* Task objective: Write out the records below word for word, please.

* Data shown:
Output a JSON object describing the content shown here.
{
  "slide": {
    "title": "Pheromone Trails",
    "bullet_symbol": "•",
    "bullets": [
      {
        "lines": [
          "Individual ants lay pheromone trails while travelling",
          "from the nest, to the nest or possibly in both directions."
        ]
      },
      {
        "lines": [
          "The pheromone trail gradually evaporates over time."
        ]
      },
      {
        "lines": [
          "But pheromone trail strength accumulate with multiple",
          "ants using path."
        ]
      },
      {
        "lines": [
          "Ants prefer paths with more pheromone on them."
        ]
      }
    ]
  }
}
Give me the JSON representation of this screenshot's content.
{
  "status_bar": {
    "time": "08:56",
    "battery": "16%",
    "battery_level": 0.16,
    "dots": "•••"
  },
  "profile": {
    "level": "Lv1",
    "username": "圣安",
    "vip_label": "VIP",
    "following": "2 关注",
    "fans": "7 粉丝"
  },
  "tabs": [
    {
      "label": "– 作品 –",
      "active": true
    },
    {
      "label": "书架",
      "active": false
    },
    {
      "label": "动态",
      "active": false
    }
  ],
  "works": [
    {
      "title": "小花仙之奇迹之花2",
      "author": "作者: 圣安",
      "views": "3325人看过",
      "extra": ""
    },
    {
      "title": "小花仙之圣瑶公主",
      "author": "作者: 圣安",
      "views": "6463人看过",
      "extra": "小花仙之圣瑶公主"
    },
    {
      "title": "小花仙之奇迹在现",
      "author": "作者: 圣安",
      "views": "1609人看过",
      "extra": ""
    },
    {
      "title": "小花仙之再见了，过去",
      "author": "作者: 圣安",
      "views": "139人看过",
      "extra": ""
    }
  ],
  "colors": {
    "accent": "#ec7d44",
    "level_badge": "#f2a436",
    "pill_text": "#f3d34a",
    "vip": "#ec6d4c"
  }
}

* Solution:
Output a JSON object describing the content shown here.
{
  "slide": {
    "title": "Pheromone Trails",
    "bullet_symbol": "•",
    "bullets": [
      {
        "lines": [
          "Individual ants lay pheromone trails while travelling",
          "from the nest, to the nest or possibly in both directions."
        ]
      },
      {
        "lines": [
          "The pheromone trail gradually evaporates over time."
        ]
      },
      {
        "lines": [
          "But pheromone trail strength accumulate with multiple",
          "ants using path."
        ]
      },
      {
        "lines": [
          "Ants prefer paths with more pheromone on them."
        ]
      }
    ]
  }
}
Give me the JSON representation of this screenshot's content.
{
  "status_bar": {
    "time": "08:56",
    "battery": "16%",
    "battery_level": 0.16,
    "dots": "•••"
  },
  "profile": {
    "level": "Lv1",
    "username": "圣安",
    "vip_label": "VIP",
    "following": "2 关注",
    "fans": "7 粉丝"
  },
  "tabs": [
    {
      "label": "– 作品 –",
      "active": true
    },
    {
      "label": "书架",
      "active": false
    },
    {
      "label": "动态",
      "active": false
    }
  ],
  "works": [
    {
      "title": "小花仙之奇迹之花2",
      "author": "作者: 圣安",
      "views": "3325人看过",
      "extra": ""
    },
    {
      "title": "小花仙之圣瑶公主",
      "author": "作者: 圣安",
      "views": "6463人看过",
      "extra": "小花仙之圣瑶公主"
    },
    {
      "title": "小花仙之奇迹在现",
      "author": "作者: 圣安",
      "views": "1609人看过",
      "extra": ""
    },
    {
      "title": "小花仙之再见了，过去",
      "author": "作者: 圣安",
      "views": "139人看过",
      "extra": ""
    }
  ],
  "colors": {
    "accent": "#ec7d44",
    "level_badge": "#f2a436",
    "pill_text": "#f3d34a",
    "vip": "#ec6d4c"
  }
}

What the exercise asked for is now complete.